▶ What you need to do: Pick out the lines below that contain the string "Narożniki" and copy them all.

▶ Provided material:
▼

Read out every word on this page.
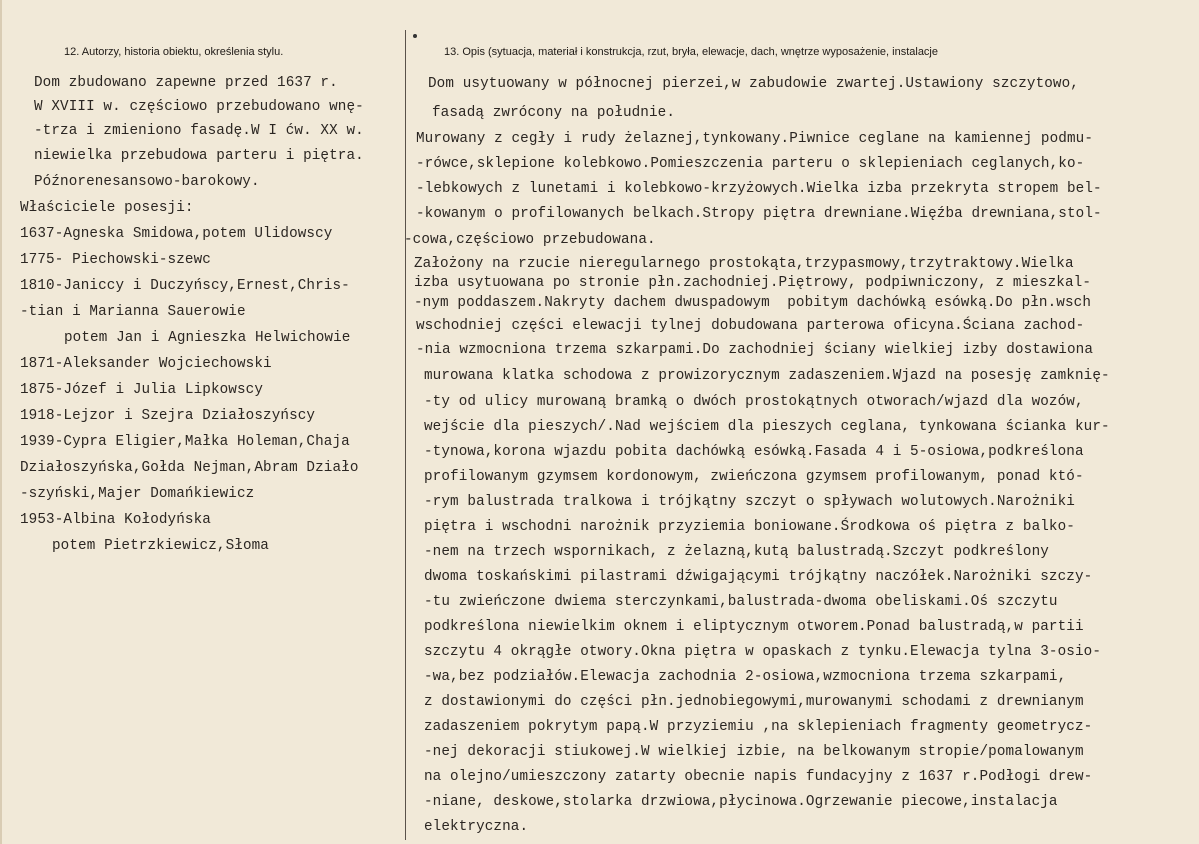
12. Autorzy, historia obiektu, określenia stylu.	13. Opis (sytuacja, materiał i konstrukcja, rzut, bryła, elewacje, dach, wnętrze wyposażenie, instalacje
Dom zbudowano zapewne przed 1637 r.
W XVIII w. częściowo przebudowano wnę-
-trza i zmieniono fasadę.W I ćw. XX w.
niewielka przebudowa parteru i piętra.
Późnorenesansowo-barokowy.
Właściciele posesji:
1637-Agneska Smidowa,potem Ulidowscy
1775- Piechowski-szewc
1810-Janiccy i Duczyńscy,Ernest,Chris-
-tian i Marianna Sauerowie
potem Jan i Agnieszka Helwichowie
1871-Aleksander Wojciechowski
1875-Józef i Julia Lipkowscy
1918-Lejzor i Szejra Działoszyńscy
1939-Cypra Eligier,Małka Holeman,Chaja
Działoszyńska,Gołda Nejman,Abram Działo
-szyński,Majer Domańkiewicz
1953-Albina Kołodyńska
potem Pietrzkiewicz,Słoma
Dom usytuowany w północnej pierzei,w zabudowie zwartej.Ustawiony szczytowo,
fasadą zwrócony na południe.
Murowany z cegły i rudy żelaznej,tynkowany.Piwnice ceglane na kamiennej podmu-
-rówce,sklepione kolebkowo.Pomieszczenia parteru o sklepieniach ceglanych,ko-
-lebkowych z lunetami i kolebkowo-krzyżowych.Wielka izba przekryta stropem bel-
-kowanym o profilowanych belkach.Stropy piętra drewniane.Więźba drewniana,stol-
-cowa,częściowo przebudowana.
Założony na rzucie nieregularnego prostokąta,trzypasmowy,trzytraktowy.Wielka
izba usytuowana po stronie płn.zachodniej.Piętrowy, podpiwniczony, z mieszkal-
-nym poddaszem.Nakryty dachem dwuspadowym  pobitym dachówką esówką.Do płn.wsch
wschodniej części elewacji tylnej dobudowana parterowa oficyna.Ściana zachod-
-nia wzmocniona trzema szkarpami.Do zachodniej ściany wielkiej izby dostawiona
murowana klatka schodowa z prowizorycznym zadaszeniem.Wjazd na posesję zamknię-
-ty od ulicy murowaną bramką o dwóch prostokątnych otworach/wjazd dla wozów,
wejście dla pieszych/.Nad wejściem dla pieszych ceglana, tynkowana ścianka kur-
-tynowa,korona wjazdu pobita dachówką esówką.Fasada 4 i 5-osiowa,podkreślona
profilowanym gzymsem kordonowym, zwieńczona gzymsem profilowanym, ponad któ-
-rym balustrada tralkowa i trójkątny szczyt o spływach wolutowych.Narożniki
piętra i wschodni narożnik przyziemia boniowane.Środkowa oś piętra z balko-
-nem na trzech wspornikach, z żelazną,kutą balustradą.Szczyt podkreślony
dwoma toskańskimi pilastrami dźwigającymi trójkątny naczółek.Narożniki szczy-
-tu zwieńczone dwiema sterczynkami,balustrada-dwoma obeliskami.Oś szczytu
podkreślona niewielkim oknem i eliptycznym otworem.Ponad balustradą,w partii
szczytu 4 okrągłe otwory.Okna piętra w opaskach z tynku.Elewacja tylna 3-osio-
-wa,bez podziałów.Elewacja zachodnia 2-osiowa,wzmocniona trzema szkarpami,
z dostawionymi do części płn.jednobiegowymi,murowanymi schodami z drewnianym
zadaszeniem pokrytym papą.W przyziemiu ,na sklepieniach fragmenty geometrycz-
-nej dekoracji stiukowej.W wielkiej izbie, na belkowanym stropie/pomalowanym
na olejno/umieszczony zatarty obecnie napis fundacyjny z 1637 r.Podłogi drew-
-niane, deskowe,stolarka drzwiowa,płycinowa.Ogrzewanie piecowe,instalacja
elektryczna.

▲

▶ Exercise result:
-rym balustrada tralkowa i trójkątny szczyt o spływach wolutowych.Narożniki
dwoma toskańskimi pilastrami dźwigającymi trójkątny naczółek.Narożniki szczy-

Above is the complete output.